EXERCISE BRIEF
Present the data once more in exactly its original form.

● ● ●

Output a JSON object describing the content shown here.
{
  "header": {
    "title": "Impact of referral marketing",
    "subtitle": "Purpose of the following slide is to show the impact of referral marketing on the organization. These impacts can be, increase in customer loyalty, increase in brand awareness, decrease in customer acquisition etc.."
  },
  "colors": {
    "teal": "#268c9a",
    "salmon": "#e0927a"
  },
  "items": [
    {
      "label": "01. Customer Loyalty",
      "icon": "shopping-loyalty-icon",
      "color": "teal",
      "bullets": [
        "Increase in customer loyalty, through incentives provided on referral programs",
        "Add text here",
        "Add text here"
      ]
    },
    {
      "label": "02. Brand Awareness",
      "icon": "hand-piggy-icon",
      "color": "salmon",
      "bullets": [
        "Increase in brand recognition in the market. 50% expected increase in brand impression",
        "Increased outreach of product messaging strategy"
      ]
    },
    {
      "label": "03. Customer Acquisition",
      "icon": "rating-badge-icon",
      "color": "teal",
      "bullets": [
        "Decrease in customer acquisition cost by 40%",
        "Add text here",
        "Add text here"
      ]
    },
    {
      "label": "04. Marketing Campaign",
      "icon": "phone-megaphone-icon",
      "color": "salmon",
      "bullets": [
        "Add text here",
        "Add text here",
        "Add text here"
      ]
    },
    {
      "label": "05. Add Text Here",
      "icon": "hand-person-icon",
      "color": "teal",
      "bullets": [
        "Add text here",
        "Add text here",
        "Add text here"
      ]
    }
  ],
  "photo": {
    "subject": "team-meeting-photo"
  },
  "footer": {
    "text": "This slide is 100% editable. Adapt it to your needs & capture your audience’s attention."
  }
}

● ● ●

FINISHED TASK
Output a JSON object describing the content shown here.
{
  "header": {
    "title": "Impact of referral marketing",
    "subtitle": "Purpose of the following slide is to show the impact of referral marketing on the organization. These impacts can be, increase in customer loyalty, increase in brand awareness, decrease in customer acquisition etc.."
  },
  "colors": {
    "teal": "#268c9a",
    "salmon": "#e0927a"
  },
  "items": [
    {
      "label": "01. Customer Loyalty",
      "icon": "shopping-loyalty-icon",
      "color": "teal",
      "bullets": [
        "Increase in customer loyalty, through incentives provided on referral programs",
        "Add text here",
        "Add text here"
      ]
    },
    {
      "label": "02. Brand Awareness",
      "icon": "hand-piggy-icon",
      "color": "salmon",
      "bullets": [
        "Increase in brand recognition in the market. 50% expected increase in brand impression",
        "Increased outreach of product messaging strategy"
      ]
    },
    {
      "label": "03. Customer Acquisition",
      "icon": "rating-badge-icon",
      "color": "teal",
      "bullets": [
        "Decrease in customer acquisition cost by 40%",
        "Add text here",
        "Add text here"
      ]
    },
    {
      "label": "04. Marketing Campaign",
      "icon": "phone-megaphone-icon",
      "color": "salmon",
      "bullets": [
        "Add text here",
        "Add text here",
        "Add text here"
      ]
    },
    {
      "label": "05. Add Text Here",
      "icon": "hand-person-icon",
      "color": "teal",
      "bullets": [
        "Add text here",
        "Add text here",
        "Add text here"
      ]
    }
  ],
  "photo": {
    "subject": "team-meeting-photo"
  },
  "footer": {
    "text": "This slide is 100% editable. Adapt it to your needs & capture your audience’s attention."
  }
}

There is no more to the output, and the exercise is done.